Task to complete » Take each line that has the word "JSON" and return it.
++++ Dataset rows
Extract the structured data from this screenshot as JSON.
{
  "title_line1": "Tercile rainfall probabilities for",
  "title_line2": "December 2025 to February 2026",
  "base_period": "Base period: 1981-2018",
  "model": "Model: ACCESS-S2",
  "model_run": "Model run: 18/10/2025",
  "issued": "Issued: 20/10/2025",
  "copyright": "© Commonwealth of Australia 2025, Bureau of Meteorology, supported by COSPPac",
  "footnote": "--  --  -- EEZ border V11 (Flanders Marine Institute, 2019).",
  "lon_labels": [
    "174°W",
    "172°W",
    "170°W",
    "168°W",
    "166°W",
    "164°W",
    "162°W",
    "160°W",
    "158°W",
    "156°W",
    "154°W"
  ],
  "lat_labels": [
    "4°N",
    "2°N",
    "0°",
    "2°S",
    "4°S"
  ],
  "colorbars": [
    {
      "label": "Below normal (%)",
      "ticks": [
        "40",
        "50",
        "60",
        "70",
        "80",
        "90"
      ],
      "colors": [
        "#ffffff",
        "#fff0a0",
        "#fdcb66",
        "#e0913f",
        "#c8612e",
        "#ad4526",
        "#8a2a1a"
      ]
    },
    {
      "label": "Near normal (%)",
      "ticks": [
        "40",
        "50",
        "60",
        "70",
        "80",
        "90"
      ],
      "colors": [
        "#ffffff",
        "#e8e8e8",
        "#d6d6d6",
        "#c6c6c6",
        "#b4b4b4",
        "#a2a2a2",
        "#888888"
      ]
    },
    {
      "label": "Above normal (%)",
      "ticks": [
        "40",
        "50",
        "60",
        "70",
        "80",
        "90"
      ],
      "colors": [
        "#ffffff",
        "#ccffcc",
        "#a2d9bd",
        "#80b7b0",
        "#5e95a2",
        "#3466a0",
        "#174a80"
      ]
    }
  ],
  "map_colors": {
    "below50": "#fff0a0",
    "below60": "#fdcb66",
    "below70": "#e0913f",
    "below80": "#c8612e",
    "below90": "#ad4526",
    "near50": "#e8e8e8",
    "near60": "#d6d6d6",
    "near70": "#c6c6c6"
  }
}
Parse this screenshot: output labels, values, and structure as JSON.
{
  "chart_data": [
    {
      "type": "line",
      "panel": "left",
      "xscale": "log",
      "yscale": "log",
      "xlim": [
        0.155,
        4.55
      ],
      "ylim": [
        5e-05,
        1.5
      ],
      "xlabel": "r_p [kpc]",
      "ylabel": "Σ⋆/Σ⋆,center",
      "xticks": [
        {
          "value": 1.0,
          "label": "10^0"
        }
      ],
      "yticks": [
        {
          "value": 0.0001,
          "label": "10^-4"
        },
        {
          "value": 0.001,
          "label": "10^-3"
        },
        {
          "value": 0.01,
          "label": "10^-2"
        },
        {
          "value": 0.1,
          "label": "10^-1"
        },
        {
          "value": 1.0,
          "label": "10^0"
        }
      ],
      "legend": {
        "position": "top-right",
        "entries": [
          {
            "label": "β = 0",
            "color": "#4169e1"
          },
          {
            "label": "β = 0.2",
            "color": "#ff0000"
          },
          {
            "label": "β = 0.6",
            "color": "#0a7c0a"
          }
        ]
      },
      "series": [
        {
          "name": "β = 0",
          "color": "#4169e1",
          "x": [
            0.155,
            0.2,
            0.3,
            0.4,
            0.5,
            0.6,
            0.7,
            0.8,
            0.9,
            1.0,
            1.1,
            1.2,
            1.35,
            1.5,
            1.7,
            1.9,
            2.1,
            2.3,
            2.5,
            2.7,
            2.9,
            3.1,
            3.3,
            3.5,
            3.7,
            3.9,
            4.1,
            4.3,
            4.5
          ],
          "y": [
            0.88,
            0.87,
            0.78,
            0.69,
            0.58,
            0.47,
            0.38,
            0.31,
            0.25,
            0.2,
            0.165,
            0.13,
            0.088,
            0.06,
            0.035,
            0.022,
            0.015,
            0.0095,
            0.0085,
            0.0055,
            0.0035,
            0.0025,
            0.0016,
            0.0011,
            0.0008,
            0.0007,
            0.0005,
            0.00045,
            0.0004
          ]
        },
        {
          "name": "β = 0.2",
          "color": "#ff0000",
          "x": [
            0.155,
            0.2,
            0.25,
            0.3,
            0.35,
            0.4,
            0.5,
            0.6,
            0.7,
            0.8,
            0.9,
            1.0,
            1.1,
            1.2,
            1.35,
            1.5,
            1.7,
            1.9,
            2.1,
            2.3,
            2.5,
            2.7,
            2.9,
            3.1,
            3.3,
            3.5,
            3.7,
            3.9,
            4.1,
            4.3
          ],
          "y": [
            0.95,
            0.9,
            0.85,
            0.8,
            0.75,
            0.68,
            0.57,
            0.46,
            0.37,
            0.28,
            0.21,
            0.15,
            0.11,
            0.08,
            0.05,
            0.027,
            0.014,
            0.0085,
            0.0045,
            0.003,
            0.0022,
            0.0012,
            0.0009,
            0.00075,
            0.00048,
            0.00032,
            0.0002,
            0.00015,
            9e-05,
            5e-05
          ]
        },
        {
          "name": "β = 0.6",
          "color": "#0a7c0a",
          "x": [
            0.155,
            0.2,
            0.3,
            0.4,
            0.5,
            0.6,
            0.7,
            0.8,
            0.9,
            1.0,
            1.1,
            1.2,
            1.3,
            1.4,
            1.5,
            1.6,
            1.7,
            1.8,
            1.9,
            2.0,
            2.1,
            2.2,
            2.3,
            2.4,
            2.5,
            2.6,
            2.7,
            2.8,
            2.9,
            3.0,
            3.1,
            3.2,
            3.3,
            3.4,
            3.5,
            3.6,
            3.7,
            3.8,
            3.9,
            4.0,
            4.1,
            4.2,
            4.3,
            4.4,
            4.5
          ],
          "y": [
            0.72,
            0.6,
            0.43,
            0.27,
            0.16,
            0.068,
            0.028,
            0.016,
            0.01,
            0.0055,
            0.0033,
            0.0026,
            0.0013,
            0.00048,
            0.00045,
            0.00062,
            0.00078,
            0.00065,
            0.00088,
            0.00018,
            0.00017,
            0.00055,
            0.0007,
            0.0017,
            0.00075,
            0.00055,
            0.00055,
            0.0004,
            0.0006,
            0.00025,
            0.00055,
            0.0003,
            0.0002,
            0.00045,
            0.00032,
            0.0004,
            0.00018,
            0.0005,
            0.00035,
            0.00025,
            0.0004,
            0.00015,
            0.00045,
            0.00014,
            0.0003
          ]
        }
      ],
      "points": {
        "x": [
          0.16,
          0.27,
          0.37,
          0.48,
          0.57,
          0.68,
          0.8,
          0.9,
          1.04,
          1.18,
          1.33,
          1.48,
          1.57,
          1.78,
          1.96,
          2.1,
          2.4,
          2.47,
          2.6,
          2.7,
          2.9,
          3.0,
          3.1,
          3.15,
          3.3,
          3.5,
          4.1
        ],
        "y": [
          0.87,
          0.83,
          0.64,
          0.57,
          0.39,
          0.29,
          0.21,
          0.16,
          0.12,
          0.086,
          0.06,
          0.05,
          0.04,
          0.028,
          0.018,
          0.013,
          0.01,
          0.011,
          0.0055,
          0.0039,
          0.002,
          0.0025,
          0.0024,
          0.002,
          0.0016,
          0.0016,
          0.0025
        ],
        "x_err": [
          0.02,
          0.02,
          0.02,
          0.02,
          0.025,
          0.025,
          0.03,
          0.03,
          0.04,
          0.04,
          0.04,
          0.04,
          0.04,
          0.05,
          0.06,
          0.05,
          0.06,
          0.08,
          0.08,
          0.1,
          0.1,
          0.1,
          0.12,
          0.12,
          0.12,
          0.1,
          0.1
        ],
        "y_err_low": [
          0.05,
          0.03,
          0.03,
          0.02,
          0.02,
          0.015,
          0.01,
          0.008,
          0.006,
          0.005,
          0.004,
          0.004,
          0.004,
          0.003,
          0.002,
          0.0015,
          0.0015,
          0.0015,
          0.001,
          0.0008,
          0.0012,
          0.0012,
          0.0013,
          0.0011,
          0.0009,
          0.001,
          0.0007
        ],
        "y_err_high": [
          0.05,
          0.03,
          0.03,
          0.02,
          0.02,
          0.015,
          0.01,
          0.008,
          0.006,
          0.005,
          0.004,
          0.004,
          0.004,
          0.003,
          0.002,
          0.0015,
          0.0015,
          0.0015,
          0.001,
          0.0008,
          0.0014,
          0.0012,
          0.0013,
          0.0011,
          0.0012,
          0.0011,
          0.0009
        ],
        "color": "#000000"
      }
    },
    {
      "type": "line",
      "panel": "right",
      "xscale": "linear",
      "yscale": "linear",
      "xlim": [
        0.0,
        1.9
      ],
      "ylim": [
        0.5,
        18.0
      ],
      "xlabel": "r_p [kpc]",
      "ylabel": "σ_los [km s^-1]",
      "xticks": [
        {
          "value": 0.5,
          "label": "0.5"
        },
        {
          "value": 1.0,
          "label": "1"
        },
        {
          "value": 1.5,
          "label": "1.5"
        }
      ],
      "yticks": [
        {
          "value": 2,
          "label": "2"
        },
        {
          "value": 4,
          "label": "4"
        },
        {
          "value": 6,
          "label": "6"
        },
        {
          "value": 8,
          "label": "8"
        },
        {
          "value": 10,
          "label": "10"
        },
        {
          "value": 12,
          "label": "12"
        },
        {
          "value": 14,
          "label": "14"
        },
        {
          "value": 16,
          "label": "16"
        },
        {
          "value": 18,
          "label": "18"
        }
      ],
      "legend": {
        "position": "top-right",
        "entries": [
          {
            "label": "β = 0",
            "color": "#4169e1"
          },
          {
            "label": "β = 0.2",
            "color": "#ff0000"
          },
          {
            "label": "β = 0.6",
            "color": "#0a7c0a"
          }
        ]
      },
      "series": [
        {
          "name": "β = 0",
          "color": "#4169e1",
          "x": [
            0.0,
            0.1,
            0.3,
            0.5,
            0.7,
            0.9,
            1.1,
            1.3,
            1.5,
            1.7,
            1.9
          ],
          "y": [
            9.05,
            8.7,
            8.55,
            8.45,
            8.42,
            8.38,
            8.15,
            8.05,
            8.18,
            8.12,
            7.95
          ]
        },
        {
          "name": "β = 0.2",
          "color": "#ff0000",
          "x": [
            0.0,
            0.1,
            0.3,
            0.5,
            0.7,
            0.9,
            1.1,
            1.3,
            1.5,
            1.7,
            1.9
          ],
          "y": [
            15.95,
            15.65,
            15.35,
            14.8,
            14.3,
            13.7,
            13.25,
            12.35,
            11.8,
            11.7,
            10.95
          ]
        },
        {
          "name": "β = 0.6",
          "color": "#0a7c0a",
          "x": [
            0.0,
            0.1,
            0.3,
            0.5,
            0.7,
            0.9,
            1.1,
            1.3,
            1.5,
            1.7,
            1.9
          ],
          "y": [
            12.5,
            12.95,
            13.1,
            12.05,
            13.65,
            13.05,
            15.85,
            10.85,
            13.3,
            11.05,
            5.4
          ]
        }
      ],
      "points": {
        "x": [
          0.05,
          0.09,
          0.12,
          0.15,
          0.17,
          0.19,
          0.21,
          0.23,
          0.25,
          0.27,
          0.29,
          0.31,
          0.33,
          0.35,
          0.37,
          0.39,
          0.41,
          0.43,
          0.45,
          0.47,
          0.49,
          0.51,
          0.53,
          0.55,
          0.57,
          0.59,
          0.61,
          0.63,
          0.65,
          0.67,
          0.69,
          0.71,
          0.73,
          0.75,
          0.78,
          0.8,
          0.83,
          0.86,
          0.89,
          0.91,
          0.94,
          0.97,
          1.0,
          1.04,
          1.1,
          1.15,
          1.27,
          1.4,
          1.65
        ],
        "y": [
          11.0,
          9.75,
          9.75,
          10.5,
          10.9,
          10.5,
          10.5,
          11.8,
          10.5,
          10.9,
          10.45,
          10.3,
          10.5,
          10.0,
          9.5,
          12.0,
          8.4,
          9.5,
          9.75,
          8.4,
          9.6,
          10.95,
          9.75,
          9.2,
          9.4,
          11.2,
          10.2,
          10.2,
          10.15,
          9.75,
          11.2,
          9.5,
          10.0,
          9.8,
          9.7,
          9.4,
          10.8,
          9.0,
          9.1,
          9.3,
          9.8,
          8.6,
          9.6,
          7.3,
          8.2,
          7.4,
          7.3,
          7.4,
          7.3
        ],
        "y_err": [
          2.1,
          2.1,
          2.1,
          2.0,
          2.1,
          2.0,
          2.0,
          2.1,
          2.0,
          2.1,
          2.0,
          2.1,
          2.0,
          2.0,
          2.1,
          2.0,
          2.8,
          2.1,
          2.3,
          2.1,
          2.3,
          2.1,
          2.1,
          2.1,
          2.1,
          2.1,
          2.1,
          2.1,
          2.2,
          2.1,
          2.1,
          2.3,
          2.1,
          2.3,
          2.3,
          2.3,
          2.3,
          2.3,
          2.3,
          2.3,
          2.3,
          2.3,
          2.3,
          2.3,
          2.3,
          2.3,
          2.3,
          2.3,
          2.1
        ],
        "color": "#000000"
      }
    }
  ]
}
++++++++
Full output »
Extract the structured data from this screenshot as JSON.
Parse this screenshot: output labels, values, and structure as JSON.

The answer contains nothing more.